Type out the complete listing below word for word, without its pictures.

__Saved data entries__:

###

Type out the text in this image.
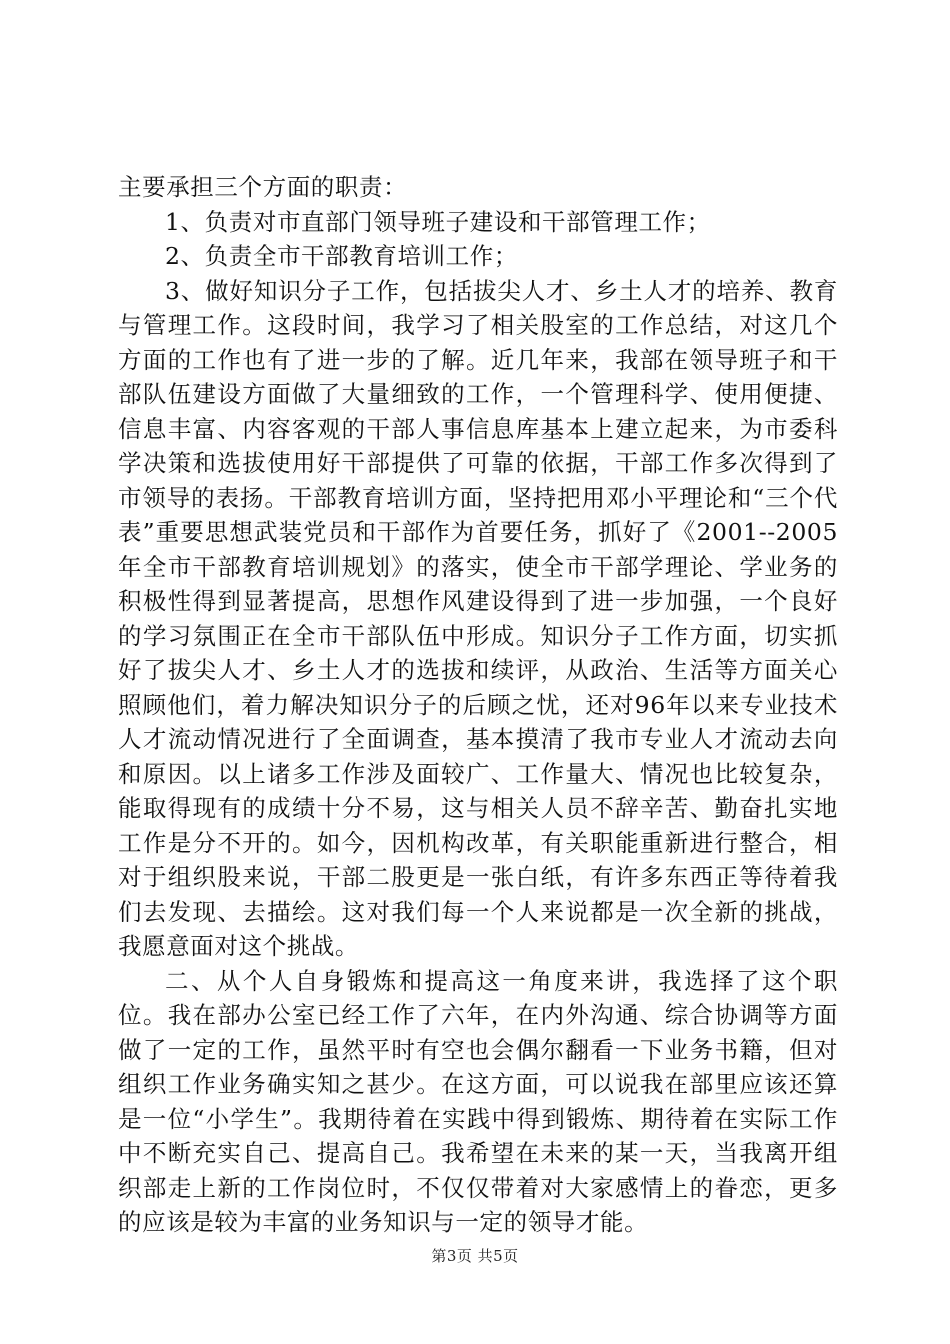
主要承担三个方面的职责：

1、负责对市直部门领导班子建设和干部管理工作；

2、负责全市干部教育培训工作；

3、做好知识分子工作，包括拔尖人才、乡土人才的培养、教育与管理工作。这段时间，我学习了相关股室的工作总结，对这几个方面的工作也有了进一步的了解。近几年来，我部在领导班子和干部队伍建设方面做了大量细致的工作，一个管理科学、使用便捷、信息丰富、内容客观的干部人事信息库基本上建立起来，为市委科学决策和选拔使用好干部提供了可靠的依据，干部工作多次得到了市领导的表扬。干部教育培训方面，坚持把用邓小平理论和“三个代表”重要思想武装党员和干部作为首要任务，抓好了《2001--2005年全市干部教育培训规划》的落实，使全市干部学理论、学业务的积极性得到显著提高，思想作风建设得到了进一步加强，一个良好的学习氛围正在全市干部队伍中形成。知识分子工作方面，切实抓好了拔尖人才、乡土人才的选拔和续评，从政治、生活等方面关心照顾他们，着力解决知识分子的后顾之忧，还对96年以来专业技术人才流动情况进行了全面调查，基本摸清了我市专业人才流动去向和原因。以上诸多工作涉及面较广、工作量大、情况也比较复杂，能取得现有的成绩十分不易，这与相关人员不辞辛苦、勤奋扎实地工作是分不开的。如今，因机构改革，有关职能重新进行整合，相对于组织股来说，干部二股更是一张白纸，有许多东西正等待着我们去发现、去描绘。这对我们每一个人来说都是一次全新的挑战，我愿意面对这个挑战。

二、从个人自身锻炼和提高这一角度来讲，我选择了这个职位。我在部办公室已经工作了六年，在内外沟通、综合协调等方面做了一定的工作，虽然平时有空也会偶尔翻看一下业务书籍，但对组织工作业务确实知之甚少。在这方面，可以说我在部里应该还算是一位“小学生”。我期待着在实践中得到锻炼、期待着在实际工作中不断充实自己、提高自己。我希望在未来的某一天，当我离开组织部走上新的工作岗位时，不仅仅带着对大家感情上的眷恋，更多的应该是较为丰富的业务知识与一定的领导才能。

第3页 共5页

###

__The solution__:
Type out the text in this image.
主要承担三个方面的职责：

1、负责对市直部门领导班子建设和干部管理工作；

2、负责全市干部教育培训工作；

3、做好知识分子工作，包括拔尖人才、乡土人才的培养、教育与管理工作。这段时间，我学习了相关股室的工作总结，对这几个方面的工作也有了进一步的了解。近几年来，我部在领导班子和干部队伍建设方面做了大量细致的工作，一个管理科学、使用便捷、信息丰富、内容客观的干部人事信息库基本上建立起来，为市委科学决策和选拔使用好干部提供了可靠的依据，干部工作多次得到了市领导的表扬。干部教育培训方面，坚持把用邓小平理论和“三个代表”重要思想武装党员和干部作为首要任务，抓好了《2001--2005年全市干部教育培训规划》的落实，使全市干部学理论、学业务的积极性得到显著提高，思想作风建设得到了进一步加强，一个良好的学习氛围正在全市干部队伍中形成。知识分子工作方面，切实抓好了拔尖人才、乡土人才的选拔和续评，从政治、生活等方面关心照顾他们，着力解决知识分子的后顾之忧，还对96年以来专业技术人才流动情况进行了全面调查，基本摸清了我市专业人才流动去向和原因。以上诸多工作涉及面较广、工作量大、情况也比较复杂，能取得现有的成绩十分不易，这与相关人员不辞辛苦、勤奋扎实地工作是分不开的。如今，因机构改革，有关职能重新进行整合，相对于组织股来说，干部二股更是一张白纸，有许多东西正等待着我们去发现、去描绘。这对我们每一个人来说都是一次全新的挑战，我愿意面对这个挑战。

二、从个人自身锻炼和提高这一角度来讲，我选择了这个职位。我在部办公室已经工作了六年，在内外沟通、综合协调等方面做了一定的工作，虽然平时有空也会偶尔翻看一下业务书籍，但对组织工作业务确实知之甚少。在这方面，可以说我在部里应该还算是一位“小学生”。我期待着在实践中得到锻炼、期待着在实际工作中不断充实自己、提高自己。我希望在未来的某一天，当我离开组织部走上新的工作岗位时，不仅仅带着对大家感情上的眷恋，更多的应该是较为丰富的业务知识与一定的领导才能。

第3页 共5页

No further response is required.